»»

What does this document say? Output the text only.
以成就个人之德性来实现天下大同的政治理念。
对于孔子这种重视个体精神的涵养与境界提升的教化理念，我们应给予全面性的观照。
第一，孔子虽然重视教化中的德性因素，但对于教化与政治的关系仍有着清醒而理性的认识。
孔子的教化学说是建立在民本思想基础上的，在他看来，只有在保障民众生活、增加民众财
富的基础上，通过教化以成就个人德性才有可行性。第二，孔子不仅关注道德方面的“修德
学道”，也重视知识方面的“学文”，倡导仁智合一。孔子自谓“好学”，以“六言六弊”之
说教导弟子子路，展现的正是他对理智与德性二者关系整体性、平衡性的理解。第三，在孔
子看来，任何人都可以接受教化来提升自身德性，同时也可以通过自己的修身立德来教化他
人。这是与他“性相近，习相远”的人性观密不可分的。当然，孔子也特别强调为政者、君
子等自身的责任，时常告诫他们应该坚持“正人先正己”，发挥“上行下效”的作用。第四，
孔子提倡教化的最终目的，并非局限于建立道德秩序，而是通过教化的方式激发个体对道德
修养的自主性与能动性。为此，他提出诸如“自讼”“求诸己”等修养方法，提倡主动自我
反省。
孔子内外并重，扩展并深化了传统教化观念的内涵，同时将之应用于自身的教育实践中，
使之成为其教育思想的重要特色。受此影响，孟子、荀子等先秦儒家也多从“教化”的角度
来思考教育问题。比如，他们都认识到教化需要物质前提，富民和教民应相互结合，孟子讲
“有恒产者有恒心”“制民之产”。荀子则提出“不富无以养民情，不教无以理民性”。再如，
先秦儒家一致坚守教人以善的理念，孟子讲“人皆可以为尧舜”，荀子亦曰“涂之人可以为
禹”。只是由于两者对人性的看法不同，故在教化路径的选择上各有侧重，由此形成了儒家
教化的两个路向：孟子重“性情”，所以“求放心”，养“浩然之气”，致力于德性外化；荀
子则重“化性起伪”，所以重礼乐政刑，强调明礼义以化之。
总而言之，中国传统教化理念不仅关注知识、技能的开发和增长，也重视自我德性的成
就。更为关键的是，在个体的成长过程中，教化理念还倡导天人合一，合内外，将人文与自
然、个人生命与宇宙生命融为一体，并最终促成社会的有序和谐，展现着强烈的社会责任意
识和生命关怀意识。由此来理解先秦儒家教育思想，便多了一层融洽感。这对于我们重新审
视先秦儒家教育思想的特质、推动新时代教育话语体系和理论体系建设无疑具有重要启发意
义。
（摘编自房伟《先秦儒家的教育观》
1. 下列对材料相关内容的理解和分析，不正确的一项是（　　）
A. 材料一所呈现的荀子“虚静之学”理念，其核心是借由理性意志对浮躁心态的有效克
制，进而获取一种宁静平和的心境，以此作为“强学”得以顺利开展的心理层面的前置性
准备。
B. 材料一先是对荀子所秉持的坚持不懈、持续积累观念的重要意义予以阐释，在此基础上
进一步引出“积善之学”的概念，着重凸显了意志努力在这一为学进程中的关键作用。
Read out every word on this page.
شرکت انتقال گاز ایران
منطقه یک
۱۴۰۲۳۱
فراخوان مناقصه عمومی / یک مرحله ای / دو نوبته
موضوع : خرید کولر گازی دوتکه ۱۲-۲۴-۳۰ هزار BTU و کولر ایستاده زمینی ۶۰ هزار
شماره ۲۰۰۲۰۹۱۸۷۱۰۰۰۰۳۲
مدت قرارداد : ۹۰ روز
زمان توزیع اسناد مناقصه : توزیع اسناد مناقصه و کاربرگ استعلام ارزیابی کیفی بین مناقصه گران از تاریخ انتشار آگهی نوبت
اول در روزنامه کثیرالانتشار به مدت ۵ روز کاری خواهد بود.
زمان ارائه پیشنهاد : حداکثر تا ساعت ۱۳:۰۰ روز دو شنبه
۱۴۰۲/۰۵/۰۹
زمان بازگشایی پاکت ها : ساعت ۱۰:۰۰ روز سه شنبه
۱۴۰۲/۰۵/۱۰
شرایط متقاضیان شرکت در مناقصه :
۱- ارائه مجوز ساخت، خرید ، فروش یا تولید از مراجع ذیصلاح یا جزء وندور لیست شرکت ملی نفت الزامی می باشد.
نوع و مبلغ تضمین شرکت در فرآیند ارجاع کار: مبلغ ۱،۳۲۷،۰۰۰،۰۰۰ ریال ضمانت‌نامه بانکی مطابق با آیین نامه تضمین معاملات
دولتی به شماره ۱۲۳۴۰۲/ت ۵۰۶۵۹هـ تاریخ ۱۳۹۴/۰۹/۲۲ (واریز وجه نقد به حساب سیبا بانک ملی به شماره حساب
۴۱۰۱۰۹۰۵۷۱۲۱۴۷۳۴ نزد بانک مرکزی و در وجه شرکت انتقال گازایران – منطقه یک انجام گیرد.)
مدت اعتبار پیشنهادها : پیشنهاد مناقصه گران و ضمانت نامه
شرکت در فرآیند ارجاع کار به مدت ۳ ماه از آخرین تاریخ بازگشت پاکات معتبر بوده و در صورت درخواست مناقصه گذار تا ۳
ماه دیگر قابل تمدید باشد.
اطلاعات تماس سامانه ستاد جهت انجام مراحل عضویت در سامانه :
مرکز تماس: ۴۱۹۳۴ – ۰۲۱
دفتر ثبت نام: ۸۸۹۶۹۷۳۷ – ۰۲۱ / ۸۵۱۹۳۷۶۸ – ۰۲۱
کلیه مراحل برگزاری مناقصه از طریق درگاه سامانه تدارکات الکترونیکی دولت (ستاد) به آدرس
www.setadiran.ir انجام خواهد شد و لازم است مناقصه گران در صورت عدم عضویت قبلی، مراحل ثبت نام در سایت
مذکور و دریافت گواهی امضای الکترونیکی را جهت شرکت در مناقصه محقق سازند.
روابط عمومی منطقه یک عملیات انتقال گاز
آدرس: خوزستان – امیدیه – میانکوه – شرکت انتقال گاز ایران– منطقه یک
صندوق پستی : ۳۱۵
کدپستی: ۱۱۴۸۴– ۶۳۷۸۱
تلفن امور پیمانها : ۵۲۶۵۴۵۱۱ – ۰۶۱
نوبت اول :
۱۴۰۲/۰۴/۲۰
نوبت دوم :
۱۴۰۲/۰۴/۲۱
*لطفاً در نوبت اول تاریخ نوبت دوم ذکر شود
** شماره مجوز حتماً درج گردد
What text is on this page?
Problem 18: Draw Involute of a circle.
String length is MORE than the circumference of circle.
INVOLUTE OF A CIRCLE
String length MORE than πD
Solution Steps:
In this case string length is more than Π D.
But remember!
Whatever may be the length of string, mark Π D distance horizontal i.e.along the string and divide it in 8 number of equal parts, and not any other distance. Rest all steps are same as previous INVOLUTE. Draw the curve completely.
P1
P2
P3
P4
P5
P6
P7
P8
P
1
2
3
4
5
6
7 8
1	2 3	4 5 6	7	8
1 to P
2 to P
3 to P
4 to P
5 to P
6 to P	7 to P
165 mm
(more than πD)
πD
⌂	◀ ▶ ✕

««

[DIRECTION] List every line above that holds the word "ارائه".

[WRITTEN SOLUTION]
زمان ارائه پیشنهاد : حداکثر تا ساعت ۱۳:۰۰ روز دو شنبه
۱- ارائه مجوز ساخت، خرید ، فروش یا تولید از مراجع ذیصلاح یا جزء وندور لیست شرکت ملی نفت الزامی می باشد.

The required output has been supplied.